EXTRACTED ENTRIES
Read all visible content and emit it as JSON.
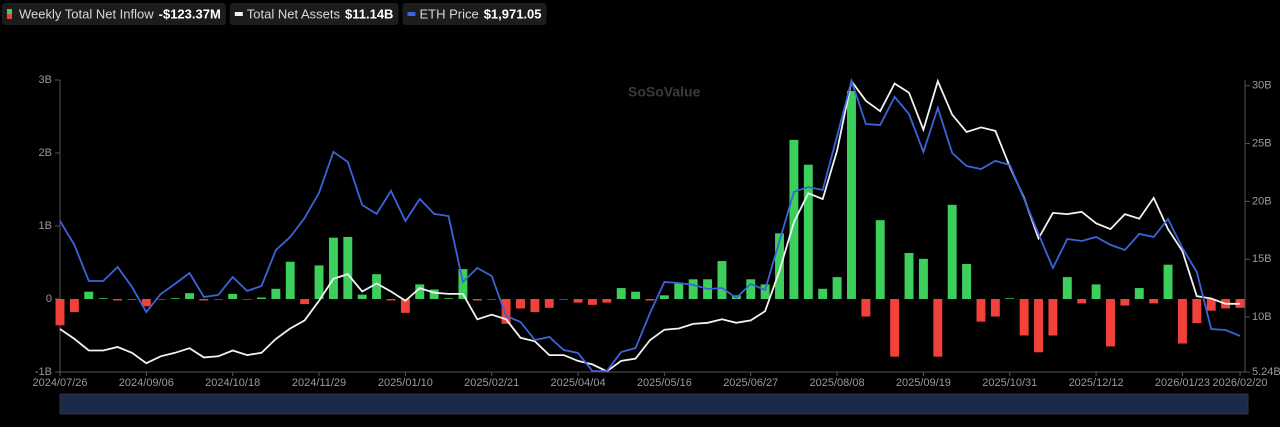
{
  "chart_data": {
    "type": "bar-line",
    "watermark": "SoSoValue",
    "categories": [
      "2024/07/26",
      null,
      null,
      null,
      null,
      null,
      "2024/09/06",
      null,
      null,
      null,
      null,
      null,
      "2024/10/18",
      null,
      null,
      null,
      null,
      null,
      "2024/11/29",
      null,
      null,
      null,
      null,
      null,
      "2025/01/10",
      null,
      null,
      null,
      null,
      null,
      "2025/02/21",
      null,
      null,
      null,
      null,
      null,
      "2025/04/04",
      null,
      null,
      null,
      null,
      null,
      "2025/05/16",
      null,
      null,
      null,
      null,
      null,
      "2025/06/27",
      null,
      null,
      null,
      null,
      null,
      "2025/08/08",
      null,
      null,
      null,
      null,
      null,
      "2025/09/19",
      null,
      null,
      null,
      null,
      null,
      "2025/10/31",
      null,
      null,
      null,
      null,
      null,
      "2025/12/12",
      null,
      null,
      null,
      null,
      null,
      "2026/01/23",
      null,
      null,
      null,
      "2026/02/20"
    ],
    "ylim": [
      -1,
      3
    ],
    "yticks": [
      {
        "value": -1,
        "label": "-1B"
      },
      0,
      {
        "value": 1,
        "label": "1B"
      },
      {
        "value": 2,
        "label": "2B"
      },
      {
        "value": 3,
        "label": "3B"
      }
    ],
    "y2lim": [
      5.24,
      30.5
    ],
    "y2ticks": [
      {
        "value": 5.24,
        "label": "5.24B"
      },
      {
        "value": 10,
        "label": "10B"
      },
      {
        "value": 15,
        "label": "15B"
      },
      {
        "value": 20,
        "label": "20B"
      },
      {
        "value": 25,
        "label": "25B"
      },
      {
        "value": 30,
        "label": "30B"
      }
    ],
    "y3lim": [
      1570,
      4810
    ],
    "series": [
      {
        "name": "Weekly Total Net Inflow",
        "latest": "-$123.37M",
        "type": "bar",
        "color": "#3ccf5c",
        "negative_color": "#f0423a",
        "legend_color": "#3ccf5c",
        "values": [
          -0.36,
          -0.18,
          0.1,
          0.01,
          -0.02,
          -0.01,
          -0.1,
          0,
          0.01,
          0.08,
          -0.02,
          0,
          0.07,
          0,
          0.02,
          0.14,
          0.51,
          -0.07,
          0.46,
          0.84,
          0.85,
          0.06,
          0.34,
          -0.02,
          -0.19,
          0.2,
          0.13,
          0.01,
          0.41,
          -0.02,
          0,
          -0.34,
          -0.13,
          -0.18,
          -0.12,
          0,
          -0.05,
          -0.08,
          -0.05,
          0.15,
          0.1,
          -0.02,
          0.05,
          0.22,
          0.27,
          0.27,
          0.52,
          0.05,
          0.27,
          0.2,
          0.9,
          2.18,
          1.84,
          0.14,
          0.3,
          2.85,
          -0.24,
          1.08,
          -0.79,
          0.63,
          0.55,
          -0.79,
          1.29,
          0.48,
          -0.31,
          -0.24,
          0.01,
          -0.5,
          -0.73,
          -0.5,
          0.3,
          -0.06,
          0.2,
          -0.65,
          -0.09,
          0.15,
          -0.06,
          0.47,
          -0.61,
          -0.33,
          -0.16,
          -0.13,
          -0.12
        ]
      },
      {
        "name": "Total Net Assets",
        "latest": "$11.14B",
        "type": "line",
        "axis": "y2",
        "color": "#f2f2f2",
        "values": [
          8.96,
          8.1,
          7.1,
          7.1,
          7.4,
          6.9,
          6.0,
          6.6,
          6.9,
          7.3,
          6.5,
          6.6,
          7.1,
          6.7,
          6.9,
          8.1,
          9.0,
          9.7,
          11.4,
          13.3,
          13.7,
          12.2,
          12.9,
          12.2,
          11.4,
          12.5,
          12.1,
          12.0,
          12.0,
          9.8,
          10.2,
          9.8,
          8.2,
          7.9,
          6.7,
          6.7,
          6.2,
          5.9,
          5.3,
          6.2,
          6.4,
          8.0,
          8.9,
          9.0,
          9.4,
          9.5,
          9.8,
          9.5,
          9.7,
          10.5,
          14.0,
          18.2,
          20.7,
          20.2,
          24.4,
          30.4,
          28.7,
          27.8,
          30.2,
          29.4,
          26.2,
          30.4,
          27.5,
          26.0,
          26.4,
          26.1,
          23.0,
          20.3,
          16.8,
          19.0,
          18.9,
          19.1,
          18.1,
          17.6,
          18.9,
          18.5,
          20.3,
          17.6,
          15.7,
          11.8,
          11.6,
          11.14,
          11.14
        ]
      },
      {
        "name": "ETH Price",
        "latest": "$1,971.05",
        "type": "line",
        "axis": "y3",
        "color": "#3d63d8",
        "values": [
          3246,
          2980,
          2580,
          2580,
          2735,
          2513,
          2236,
          2436,
          2547,
          2669,
          2402,
          2425,
          2624,
          2469,
          2524,
          2924,
          3068,
          3279,
          3557,
          4012,
          3901,
          3423,
          3324,
          3579,
          3246,
          3490,
          3324,
          3301,
          2569,
          2724,
          2635,
          2192,
          2125,
          1925,
          1958,
          1814,
          1781,
          1580,
          1580,
          1792,
          1836,
          2225,
          2569,
          2558,
          2536,
          2491,
          2502,
          2391,
          2547,
          2480,
          3024,
          3568,
          3623,
          3590,
          4189,
          4800,
          4322,
          4311,
          4622,
          4433,
          4012,
          4500,
          4000,
          3856,
          3823,
          3912,
          3867,
          3490,
          3102,
          2724,
          3046,
          3024,
          3068,
          2980,
          2924,
          3102,
          3068,
          3268,
          2946,
          2680,
          2047,
          2036,
          1971.05
        ]
      }
    ]
  }
}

TASK DETAILS
Determine how many lines of the material include the string "Total". Output only that count.

EXERCISE RESULT
2